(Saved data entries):
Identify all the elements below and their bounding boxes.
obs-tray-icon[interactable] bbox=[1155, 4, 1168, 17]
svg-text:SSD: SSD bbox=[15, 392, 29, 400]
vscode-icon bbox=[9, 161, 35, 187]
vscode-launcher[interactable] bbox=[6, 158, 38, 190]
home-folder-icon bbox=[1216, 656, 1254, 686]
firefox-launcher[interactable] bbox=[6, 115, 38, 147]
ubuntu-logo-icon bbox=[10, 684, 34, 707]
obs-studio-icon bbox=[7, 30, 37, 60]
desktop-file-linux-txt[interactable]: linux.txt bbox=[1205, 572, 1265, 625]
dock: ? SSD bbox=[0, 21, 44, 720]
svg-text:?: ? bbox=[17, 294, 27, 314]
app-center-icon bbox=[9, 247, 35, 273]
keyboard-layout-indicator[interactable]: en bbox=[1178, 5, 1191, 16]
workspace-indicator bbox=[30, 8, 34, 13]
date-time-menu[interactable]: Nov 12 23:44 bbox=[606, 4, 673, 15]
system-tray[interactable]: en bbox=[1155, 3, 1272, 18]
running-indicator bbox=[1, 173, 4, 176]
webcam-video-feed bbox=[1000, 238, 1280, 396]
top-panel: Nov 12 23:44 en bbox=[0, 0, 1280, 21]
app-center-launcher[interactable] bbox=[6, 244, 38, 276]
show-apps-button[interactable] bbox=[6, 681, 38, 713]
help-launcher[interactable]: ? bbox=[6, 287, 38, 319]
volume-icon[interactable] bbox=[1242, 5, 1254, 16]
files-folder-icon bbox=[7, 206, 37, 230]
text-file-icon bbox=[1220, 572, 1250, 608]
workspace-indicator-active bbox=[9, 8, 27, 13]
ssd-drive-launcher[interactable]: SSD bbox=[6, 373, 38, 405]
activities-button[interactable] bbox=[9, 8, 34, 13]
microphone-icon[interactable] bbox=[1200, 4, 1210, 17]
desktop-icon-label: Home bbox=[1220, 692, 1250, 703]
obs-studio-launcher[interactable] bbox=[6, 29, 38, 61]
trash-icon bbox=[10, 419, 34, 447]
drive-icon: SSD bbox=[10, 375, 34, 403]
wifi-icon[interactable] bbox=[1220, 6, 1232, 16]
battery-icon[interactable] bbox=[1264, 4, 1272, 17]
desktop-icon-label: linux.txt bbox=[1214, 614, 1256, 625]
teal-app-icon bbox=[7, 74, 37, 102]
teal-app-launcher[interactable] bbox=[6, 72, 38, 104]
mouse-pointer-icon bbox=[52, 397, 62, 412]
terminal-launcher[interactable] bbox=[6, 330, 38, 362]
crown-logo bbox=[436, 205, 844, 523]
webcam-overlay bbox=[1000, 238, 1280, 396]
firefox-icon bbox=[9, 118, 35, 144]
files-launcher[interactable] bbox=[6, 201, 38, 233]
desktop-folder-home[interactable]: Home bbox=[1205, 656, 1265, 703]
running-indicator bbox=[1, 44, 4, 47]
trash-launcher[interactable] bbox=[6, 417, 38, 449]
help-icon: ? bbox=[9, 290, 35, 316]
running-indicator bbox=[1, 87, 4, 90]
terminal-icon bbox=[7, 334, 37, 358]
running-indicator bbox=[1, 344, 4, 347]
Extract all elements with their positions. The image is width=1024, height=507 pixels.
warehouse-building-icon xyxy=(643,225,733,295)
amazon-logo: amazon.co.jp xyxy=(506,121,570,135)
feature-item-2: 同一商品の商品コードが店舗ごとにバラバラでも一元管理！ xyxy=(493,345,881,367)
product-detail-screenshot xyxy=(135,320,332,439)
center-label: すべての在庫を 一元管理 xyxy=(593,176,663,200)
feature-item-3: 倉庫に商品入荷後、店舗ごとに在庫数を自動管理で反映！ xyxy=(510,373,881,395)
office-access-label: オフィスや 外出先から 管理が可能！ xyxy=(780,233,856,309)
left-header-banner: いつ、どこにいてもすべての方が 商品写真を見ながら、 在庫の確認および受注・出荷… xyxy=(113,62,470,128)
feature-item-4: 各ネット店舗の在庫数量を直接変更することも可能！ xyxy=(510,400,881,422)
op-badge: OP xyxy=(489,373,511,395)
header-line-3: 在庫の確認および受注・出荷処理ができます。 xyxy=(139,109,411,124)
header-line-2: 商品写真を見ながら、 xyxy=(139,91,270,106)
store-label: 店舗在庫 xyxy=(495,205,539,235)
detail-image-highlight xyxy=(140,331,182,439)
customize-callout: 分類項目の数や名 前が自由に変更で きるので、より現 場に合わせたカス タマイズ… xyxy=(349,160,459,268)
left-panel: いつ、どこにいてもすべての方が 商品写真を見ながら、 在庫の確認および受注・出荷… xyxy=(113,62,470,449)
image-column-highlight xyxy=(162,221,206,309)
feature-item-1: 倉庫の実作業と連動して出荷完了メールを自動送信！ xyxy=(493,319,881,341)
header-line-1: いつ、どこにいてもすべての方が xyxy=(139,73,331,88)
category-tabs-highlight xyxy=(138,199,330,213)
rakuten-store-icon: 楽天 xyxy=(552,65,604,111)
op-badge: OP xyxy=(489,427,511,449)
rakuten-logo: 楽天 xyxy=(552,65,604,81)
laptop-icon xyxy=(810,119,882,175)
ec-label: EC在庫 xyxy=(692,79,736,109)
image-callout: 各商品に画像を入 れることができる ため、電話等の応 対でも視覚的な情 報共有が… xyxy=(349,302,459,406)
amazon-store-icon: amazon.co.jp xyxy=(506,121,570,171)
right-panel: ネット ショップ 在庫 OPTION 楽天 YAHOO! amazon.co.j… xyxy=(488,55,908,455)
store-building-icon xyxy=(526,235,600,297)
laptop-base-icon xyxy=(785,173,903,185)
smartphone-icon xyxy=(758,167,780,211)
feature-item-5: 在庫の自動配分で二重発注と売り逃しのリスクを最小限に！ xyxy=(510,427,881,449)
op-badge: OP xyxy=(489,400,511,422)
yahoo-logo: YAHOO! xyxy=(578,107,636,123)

(Written task): Repeat the data word for word, starting at its first line and ending after the line that contains "trash-icon bbox=[10, 419, 34, 447]".

(Full answer):
Identify all the elements below and their bounding boxes.
obs-tray-icon[interactable] bbox=[1155, 4, 1168, 17]
svg-text:SSD: SSD bbox=[15, 392, 29, 400]
vscode-icon bbox=[9, 161, 35, 187]
vscode-launcher[interactable] bbox=[6, 158, 38, 190]
home-folder-icon bbox=[1216, 656, 1254, 686]
firefox-launcher[interactable] bbox=[6, 115, 38, 147]
ubuntu-logo-icon bbox=[10, 684, 34, 707]
obs-studio-icon bbox=[7, 30, 37, 60]
desktop-file-linux-txt[interactable]: linux.txt bbox=[1205, 572, 1265, 625]
dock: ? SSD bbox=[0, 21, 44, 720]
svg-text:?: ? bbox=[17, 294, 27, 314]
app-center-icon bbox=[9, 247, 35, 273]
keyboard-layout-indicator[interactable]: en bbox=[1178, 5, 1191, 16]
workspace-indicator bbox=[30, 8, 34, 13]
date-time-menu[interactable]: Nov 12 23:44 bbox=[606, 4, 673, 15]
system-tray[interactable]: en bbox=[1155, 3, 1272, 18]
running-indicator bbox=[1, 173, 4, 176]
webcam-video-feed bbox=[1000, 238, 1280, 396]
top-panel: Nov 12 23:44 en bbox=[0, 0, 1280, 21]
app-center-launcher[interactable] bbox=[6, 244, 38, 276]
show-apps-button[interactable] bbox=[6, 681, 38, 713]
help-launcher[interactable]: ? bbox=[6, 287, 38, 319]
volume-icon[interactable] bbox=[1242, 5, 1254, 16]
files-folder-icon bbox=[7, 206, 37, 230]
text-file-icon bbox=[1220, 572, 1250, 608]
workspace-indicator-active bbox=[9, 8, 27, 13]
ssd-drive-launcher[interactable]: SSD bbox=[6, 373, 38, 405]
activities-button[interactable] bbox=[9, 8, 34, 13]
microphone-icon[interactable] bbox=[1200, 4, 1210, 17]
desktop-icon-label: Home bbox=[1220, 692, 1250, 703]
obs-studio-launcher[interactable] bbox=[6, 29, 38, 61]
trash-icon bbox=[10, 419, 34, 447]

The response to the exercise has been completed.